- **Task to carry out**:
Transcribe each line of the material as it is, and drop any picture.

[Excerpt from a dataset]

———

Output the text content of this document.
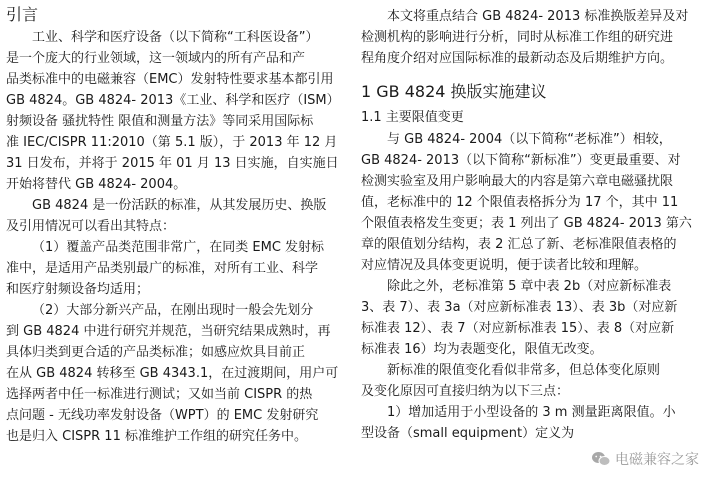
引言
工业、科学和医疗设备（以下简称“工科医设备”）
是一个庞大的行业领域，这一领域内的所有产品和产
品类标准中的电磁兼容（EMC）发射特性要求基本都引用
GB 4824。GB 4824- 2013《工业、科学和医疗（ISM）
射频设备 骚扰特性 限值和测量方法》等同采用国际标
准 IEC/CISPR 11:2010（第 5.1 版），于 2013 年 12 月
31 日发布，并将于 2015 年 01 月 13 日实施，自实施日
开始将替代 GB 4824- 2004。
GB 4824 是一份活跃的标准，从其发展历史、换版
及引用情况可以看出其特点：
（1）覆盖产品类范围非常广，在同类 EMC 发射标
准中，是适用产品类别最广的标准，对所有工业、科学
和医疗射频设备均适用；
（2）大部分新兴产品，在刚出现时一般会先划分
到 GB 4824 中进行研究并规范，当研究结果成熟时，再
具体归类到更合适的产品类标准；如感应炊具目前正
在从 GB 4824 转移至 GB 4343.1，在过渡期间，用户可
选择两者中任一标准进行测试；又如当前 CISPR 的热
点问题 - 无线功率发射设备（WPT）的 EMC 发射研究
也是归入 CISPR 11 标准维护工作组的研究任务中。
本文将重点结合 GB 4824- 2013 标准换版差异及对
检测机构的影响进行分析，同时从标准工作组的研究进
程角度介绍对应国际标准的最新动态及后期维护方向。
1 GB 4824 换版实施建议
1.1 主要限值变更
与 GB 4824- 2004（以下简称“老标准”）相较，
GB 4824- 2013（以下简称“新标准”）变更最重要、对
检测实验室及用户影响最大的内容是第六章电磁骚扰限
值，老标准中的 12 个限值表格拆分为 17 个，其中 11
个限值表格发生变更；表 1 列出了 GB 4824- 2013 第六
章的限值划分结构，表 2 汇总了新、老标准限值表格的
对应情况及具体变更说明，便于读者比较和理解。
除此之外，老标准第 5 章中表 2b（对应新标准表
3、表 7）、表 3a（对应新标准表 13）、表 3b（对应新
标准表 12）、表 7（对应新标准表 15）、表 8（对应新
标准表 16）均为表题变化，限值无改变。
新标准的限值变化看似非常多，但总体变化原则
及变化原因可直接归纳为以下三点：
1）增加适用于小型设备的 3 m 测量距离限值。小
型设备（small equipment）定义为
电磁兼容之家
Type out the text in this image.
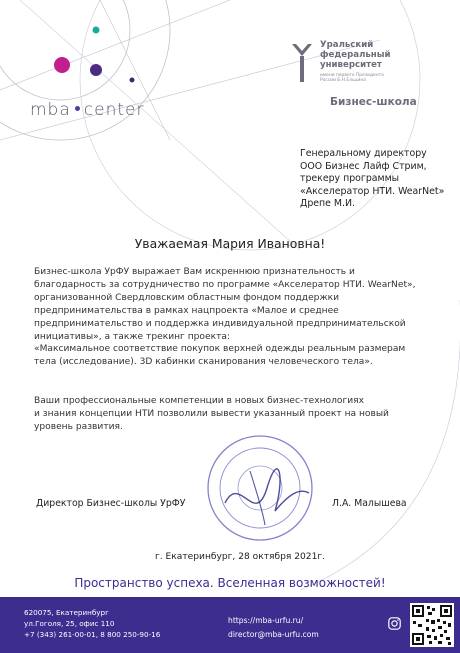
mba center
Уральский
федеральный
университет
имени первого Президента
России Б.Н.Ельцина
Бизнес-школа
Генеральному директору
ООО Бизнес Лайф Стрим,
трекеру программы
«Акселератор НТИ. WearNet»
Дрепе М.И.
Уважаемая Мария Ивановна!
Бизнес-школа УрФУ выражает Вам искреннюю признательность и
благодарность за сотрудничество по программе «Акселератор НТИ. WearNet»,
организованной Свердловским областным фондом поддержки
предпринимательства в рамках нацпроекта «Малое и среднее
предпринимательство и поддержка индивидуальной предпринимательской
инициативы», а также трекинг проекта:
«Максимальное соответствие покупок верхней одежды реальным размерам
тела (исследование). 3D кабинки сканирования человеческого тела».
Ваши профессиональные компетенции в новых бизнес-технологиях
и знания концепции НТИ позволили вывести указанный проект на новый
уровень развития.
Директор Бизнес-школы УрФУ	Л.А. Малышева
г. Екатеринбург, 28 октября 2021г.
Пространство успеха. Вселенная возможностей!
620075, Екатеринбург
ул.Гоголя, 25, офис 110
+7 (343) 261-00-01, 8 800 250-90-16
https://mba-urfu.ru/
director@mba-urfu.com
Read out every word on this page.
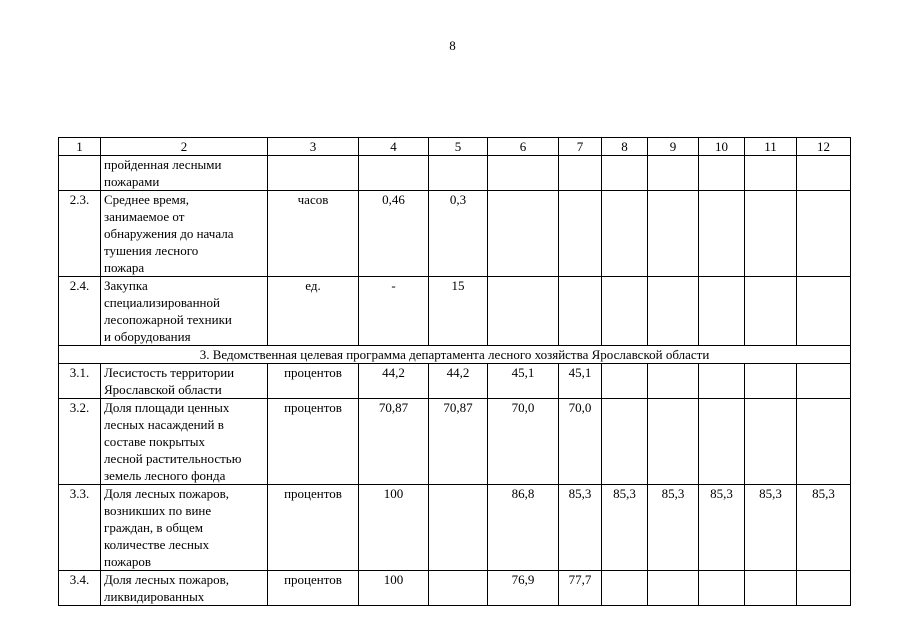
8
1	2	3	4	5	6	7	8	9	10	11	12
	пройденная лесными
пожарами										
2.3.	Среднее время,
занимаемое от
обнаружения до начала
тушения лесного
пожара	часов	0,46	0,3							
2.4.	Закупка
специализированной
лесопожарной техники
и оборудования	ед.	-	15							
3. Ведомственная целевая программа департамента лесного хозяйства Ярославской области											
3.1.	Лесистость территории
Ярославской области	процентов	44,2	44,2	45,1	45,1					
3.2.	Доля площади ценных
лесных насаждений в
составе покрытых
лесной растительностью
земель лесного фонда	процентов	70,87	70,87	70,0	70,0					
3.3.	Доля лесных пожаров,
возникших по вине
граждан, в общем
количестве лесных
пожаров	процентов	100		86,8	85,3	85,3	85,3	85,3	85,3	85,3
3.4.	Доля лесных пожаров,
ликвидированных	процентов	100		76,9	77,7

———

- **Final result**:
Output the text content of this document.
引言
工业、科学和医疗设备（以下简称“工科医设备”）
是一个庞大的行业领域，这一领域内的所有产品和产
品类标准中的电磁兼容（EMC）发射特性要求基本都引用
GB 4824。GB 4824- 2013《工业、科学和医疗（ISM）
射频设备 骚扰特性 限值和测量方法》等同采用国际标
准 IEC/CISPR 11:2010（第 5.1 版），于 2013 年 12 月
31 日发布，并将于 2015 年 01 月 13 日实施，自实施日
开始将替代 GB 4824- 2004。
GB 4824 是一份活跃的标准，从其发展历史、换版
及引用情况可以看出其特点：
（1）覆盖产品类范围非常广，在同类 EMC 发射标
准中，是适用产品类别最广的标准，对所有工业、科学
和医疗射频设备均适用；
（2）大部分新兴产品，在刚出现时一般会先划分
到 GB 4824 中进行研究并规范，当研究结果成熟时，再
具体归类到更合适的产品类标准；如感应炊具目前正
在从 GB 4824 转移至 GB 4343.1，在过渡期间，用户可
选择两者中任一标准进行测试；又如当前 CISPR 的热
点问题 - 无线功率发射设备（WPT）的 EMC 发射研究
也是归入 CISPR 11 标准维护工作组的研究任务中。
本文将重点结合 GB 4824- 2013 标准换版差异及对
检测机构的影响进行分析，同时从标准工作组的研究进
程角度介绍对应国际标准的最新动态及后期维护方向。
1 GB 4824 换版实施建议
1.1 主要限值变更
与 GB 4824- 2004（以下简称“老标准”）相较，
GB 4824- 2013（以下简称“新标准”）变更最重要、对
检测实验室及用户影响最大的内容是第六章电磁骚扰限
值，老标准中的 12 个限值表格拆分为 17 个，其中 11
个限值表格发生变更；表 1 列出了 GB 4824- 2013 第六
章的限值划分结构，表 2 汇总了新、老标准限值表格的
对应情况及具体变更说明，便于读者比较和理解。
除此之外，老标准第 5 章中表 2b（对应新标准表
3、表 7）、表 3a（对应新标准表 13）、表 3b（对应新
标准表 12）、表 7（对应新标准表 15）、表 8（对应新
标准表 16）均为表题变化，限值无改变。
新标准的限值变化看似非常多，但总体变化原则
及变化原因可直接归纳为以下三点：
1）增加适用于小型设备的 3 m 测量距离限值。小
型设备（small equipment）定义为
电磁兼容之家
Type out the text in this image.
mba center
Уральский
федеральный
университет
имени первого Президента
России Б.Н.Ельцина
Бизнес-школа
Генеральному директору
ООО Бизнес Лайф Стрим,
трекеру программы
«Акселератор НТИ. WearNet»
Дрепе М.И.
Уважаемая Мария Ивановна!
Бизнес-школа УрФУ выражает Вам искреннюю признательность и
благодарность за сотрудничество по программе «Акселератор НТИ. WearNet»,
организованной Свердловским областным фондом поддержки
предпринимательства в рамках нацпроекта «Малое и среднее
предпринимательство и поддержка индивидуальной предпринимательской
инициативы», а также трекинг проекта:
«Максимальное соответствие покупок верхней одежды реальным размерам
тела (исследование). 3D кабинки сканирования человеческого тела».
Ваши профессиональные компетенции в новых бизнес-технологиях
и знания концепции НТИ позволили вывести указанный проект на новый
уровень развития.
Директор Бизнес-школы УрФУ	Л.А. Малышева
г. Екатеринбург, 28 октября 2021г.
Пространство успеха. Вселенная возможностей!
620075, Екатеринбург
ул.Гоголя, 25, офис 110
+7 (343) 261-00-01, 8 800 250-90-16
https://mba-urfu.ru/
director@mba-urfu.com
Read out every word on this page.
8
1	2	3	4	5	6	7	8	9	10	11	12
	пройденная лесными
пожарами										
2.3.	Среднее время,
занимаемое от
обнаружения до начала
тушения лесного
пожара	часов	0,46	0,3							
2.4.	Закупка
специализированной
лесопожарной техники
и оборудования	ед.	-	15							
3. Ведомственная целевая программа департамента лесного хозяйства Ярославской области											
3.1.	Лесистость территории
Ярославской области	процентов	44,2	44,2	45,1	45,1					
3.2.	Доля площади ценных
лесных насаждений в
составе покрытых
лесной растительностью
земель лесного фонда	процентов	70,87	70,87	70,0	70,0					
3.3.	Доля лесных пожаров,
возникших по вине
граждан, в общем
количестве лесных
пожаров	процентов	100		86,8	85,3	85,3	85,3	85,3	85,3	85,3
3.4.	Доля лесных пожаров,
ликвидированных	процентов	100		76,9	77,7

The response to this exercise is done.